TASK TO COMPLETE: Reproduce the following lines verbatim, starting with the line that contains "Patent image size: (944, 891)." and stopping after the line that contains "The main part unit 20 is at (146, 574).".

EXERCISE DATA:
------------------------------------------------------------

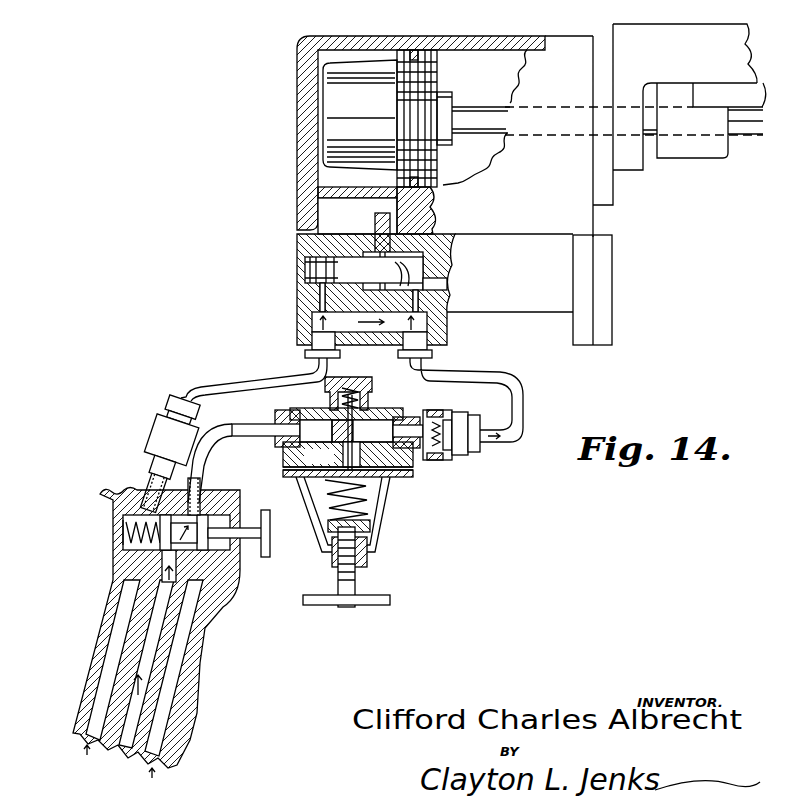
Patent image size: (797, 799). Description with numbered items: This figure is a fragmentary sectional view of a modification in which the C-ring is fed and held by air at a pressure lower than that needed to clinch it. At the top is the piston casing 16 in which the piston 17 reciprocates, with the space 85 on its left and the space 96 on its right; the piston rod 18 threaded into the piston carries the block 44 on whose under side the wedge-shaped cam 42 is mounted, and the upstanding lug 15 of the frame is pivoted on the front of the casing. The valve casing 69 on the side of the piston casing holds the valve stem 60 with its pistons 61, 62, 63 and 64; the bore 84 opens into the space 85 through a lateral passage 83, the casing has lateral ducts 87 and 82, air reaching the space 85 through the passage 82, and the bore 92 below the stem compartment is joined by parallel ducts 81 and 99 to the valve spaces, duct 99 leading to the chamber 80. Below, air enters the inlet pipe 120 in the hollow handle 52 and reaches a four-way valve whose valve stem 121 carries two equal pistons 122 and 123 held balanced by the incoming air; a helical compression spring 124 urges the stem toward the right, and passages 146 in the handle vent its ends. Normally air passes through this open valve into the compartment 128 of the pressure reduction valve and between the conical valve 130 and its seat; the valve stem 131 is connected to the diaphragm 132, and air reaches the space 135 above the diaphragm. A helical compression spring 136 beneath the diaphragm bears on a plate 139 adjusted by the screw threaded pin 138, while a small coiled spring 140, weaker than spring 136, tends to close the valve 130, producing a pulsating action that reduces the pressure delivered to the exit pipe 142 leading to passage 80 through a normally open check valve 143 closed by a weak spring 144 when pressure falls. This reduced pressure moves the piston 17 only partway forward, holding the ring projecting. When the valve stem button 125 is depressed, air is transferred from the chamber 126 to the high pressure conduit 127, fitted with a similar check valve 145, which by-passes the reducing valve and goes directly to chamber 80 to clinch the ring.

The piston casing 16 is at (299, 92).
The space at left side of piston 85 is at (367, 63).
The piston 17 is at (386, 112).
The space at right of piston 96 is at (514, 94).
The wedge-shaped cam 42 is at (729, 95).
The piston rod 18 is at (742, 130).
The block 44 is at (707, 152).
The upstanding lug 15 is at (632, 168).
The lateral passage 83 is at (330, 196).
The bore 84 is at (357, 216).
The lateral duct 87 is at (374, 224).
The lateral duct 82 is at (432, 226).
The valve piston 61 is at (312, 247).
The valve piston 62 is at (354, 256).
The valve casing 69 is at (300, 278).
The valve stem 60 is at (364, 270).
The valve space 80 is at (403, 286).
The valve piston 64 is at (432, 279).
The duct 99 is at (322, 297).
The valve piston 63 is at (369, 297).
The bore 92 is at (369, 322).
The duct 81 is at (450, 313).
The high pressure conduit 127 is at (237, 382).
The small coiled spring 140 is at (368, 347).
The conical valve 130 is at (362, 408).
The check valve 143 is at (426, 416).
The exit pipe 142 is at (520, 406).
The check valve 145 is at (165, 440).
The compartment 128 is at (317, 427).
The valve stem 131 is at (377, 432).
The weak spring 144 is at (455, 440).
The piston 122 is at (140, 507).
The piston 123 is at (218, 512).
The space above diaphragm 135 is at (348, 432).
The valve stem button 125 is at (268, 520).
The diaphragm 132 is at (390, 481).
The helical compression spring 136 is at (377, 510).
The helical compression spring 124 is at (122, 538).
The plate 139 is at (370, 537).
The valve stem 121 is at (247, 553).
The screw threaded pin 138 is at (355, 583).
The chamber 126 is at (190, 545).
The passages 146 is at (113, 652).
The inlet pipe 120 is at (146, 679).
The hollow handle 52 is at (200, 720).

------------------------------------------------------------

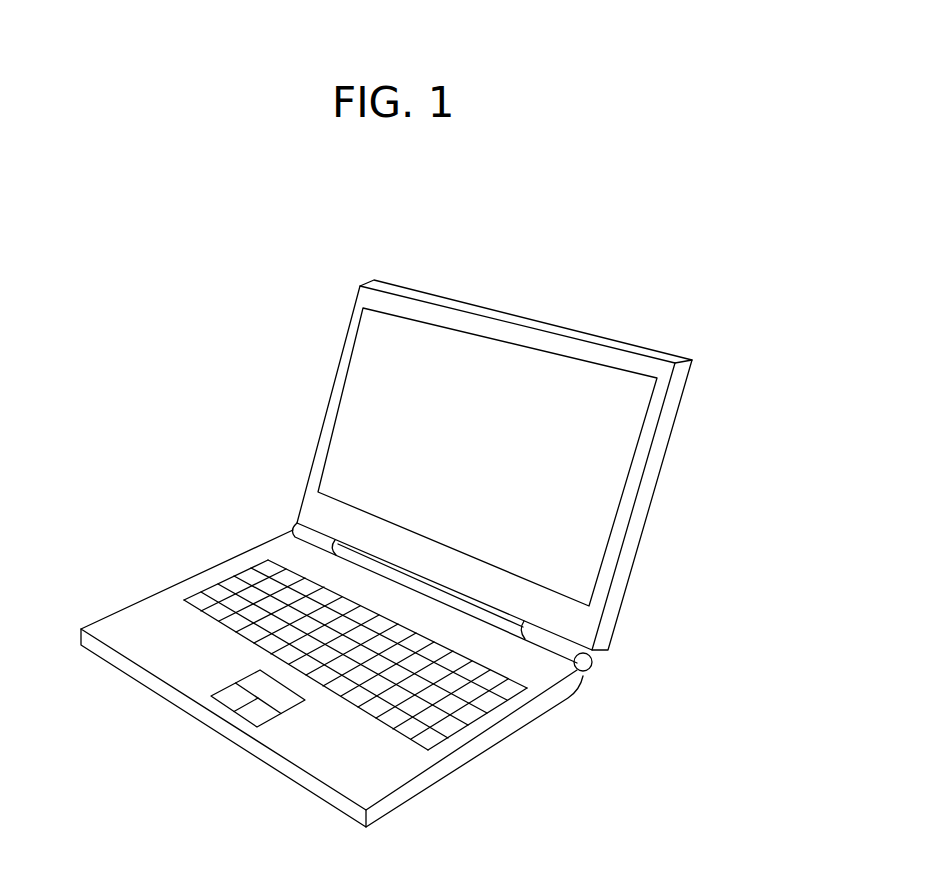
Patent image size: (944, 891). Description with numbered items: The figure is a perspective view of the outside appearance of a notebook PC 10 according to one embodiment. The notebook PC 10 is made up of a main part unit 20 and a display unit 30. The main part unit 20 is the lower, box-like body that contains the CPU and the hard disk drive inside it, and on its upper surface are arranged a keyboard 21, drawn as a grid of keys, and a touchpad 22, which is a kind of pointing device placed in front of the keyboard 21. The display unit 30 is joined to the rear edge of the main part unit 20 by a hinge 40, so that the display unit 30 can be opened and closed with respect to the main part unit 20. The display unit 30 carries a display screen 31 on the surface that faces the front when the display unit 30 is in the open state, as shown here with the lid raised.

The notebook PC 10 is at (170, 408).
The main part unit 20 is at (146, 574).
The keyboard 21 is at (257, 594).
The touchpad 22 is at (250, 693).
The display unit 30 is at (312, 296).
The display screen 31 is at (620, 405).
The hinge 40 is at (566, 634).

------------------------------------------------------------

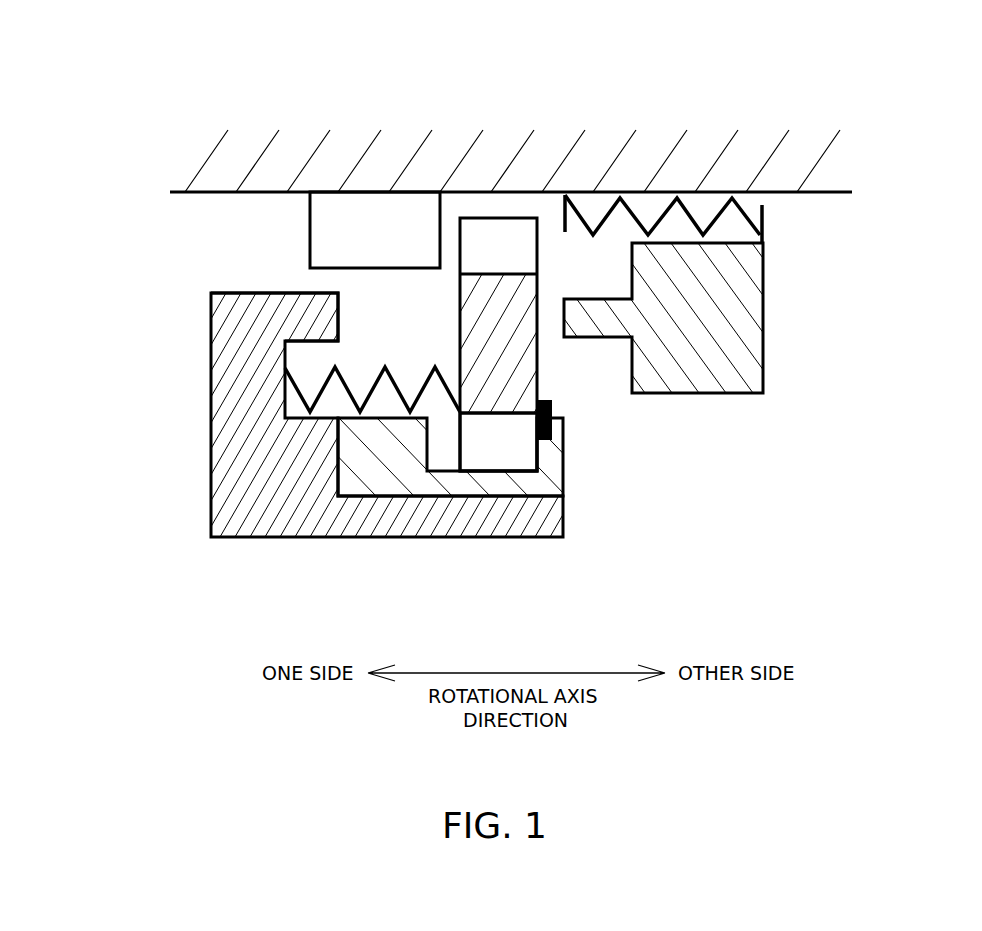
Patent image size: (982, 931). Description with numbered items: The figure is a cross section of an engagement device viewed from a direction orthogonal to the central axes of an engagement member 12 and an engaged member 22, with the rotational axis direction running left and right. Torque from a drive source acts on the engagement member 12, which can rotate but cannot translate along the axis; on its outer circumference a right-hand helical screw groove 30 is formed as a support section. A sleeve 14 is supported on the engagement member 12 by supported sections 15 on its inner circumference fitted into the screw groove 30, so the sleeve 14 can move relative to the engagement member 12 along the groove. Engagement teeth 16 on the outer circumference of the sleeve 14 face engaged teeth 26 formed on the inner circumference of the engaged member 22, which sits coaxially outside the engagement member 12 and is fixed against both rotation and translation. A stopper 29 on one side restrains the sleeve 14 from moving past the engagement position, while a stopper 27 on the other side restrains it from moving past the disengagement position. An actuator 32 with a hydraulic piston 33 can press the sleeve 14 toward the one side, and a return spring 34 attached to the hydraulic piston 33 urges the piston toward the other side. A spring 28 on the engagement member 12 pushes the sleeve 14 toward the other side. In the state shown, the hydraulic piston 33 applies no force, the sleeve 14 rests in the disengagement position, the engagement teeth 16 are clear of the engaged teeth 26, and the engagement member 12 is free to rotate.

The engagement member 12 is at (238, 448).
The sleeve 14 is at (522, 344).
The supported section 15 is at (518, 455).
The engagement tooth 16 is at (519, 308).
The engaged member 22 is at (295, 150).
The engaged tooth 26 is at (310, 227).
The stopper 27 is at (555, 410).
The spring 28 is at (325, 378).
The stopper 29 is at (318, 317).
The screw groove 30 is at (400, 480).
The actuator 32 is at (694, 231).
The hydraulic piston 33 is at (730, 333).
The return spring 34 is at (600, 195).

------------------------------------------------------------

OUTPUT FOR THIS EXERCISE:
Patent image size: (944, 891). Description with numbered items: The figure is a perspective view of the outside appearance of a notebook PC 10 according to one embodiment. The notebook PC 10 is made up of a main part unit 20 and a display unit 30. The main part unit 20 is the lower, box-like body that contains the CPU and the hard disk drive inside it, and on its upper surface are arranged a keyboard 21, drawn as a grid of keys, and a touchpad 22, which is a kind of pointing device placed in front of the keyboard 21. The display unit 30 is joined to the rear edge of the main part unit 20 by a hinge 40, so that the display unit 30 can be opened and closed with respect to the main part unit 20. The display unit 30 carries a display screen 31 on the surface that faces the front when the display unit 30 is in the open state, as shown here with the lid raised.

The notebook PC 10 is at (170, 408).
The main part unit 20 is at (146, 574).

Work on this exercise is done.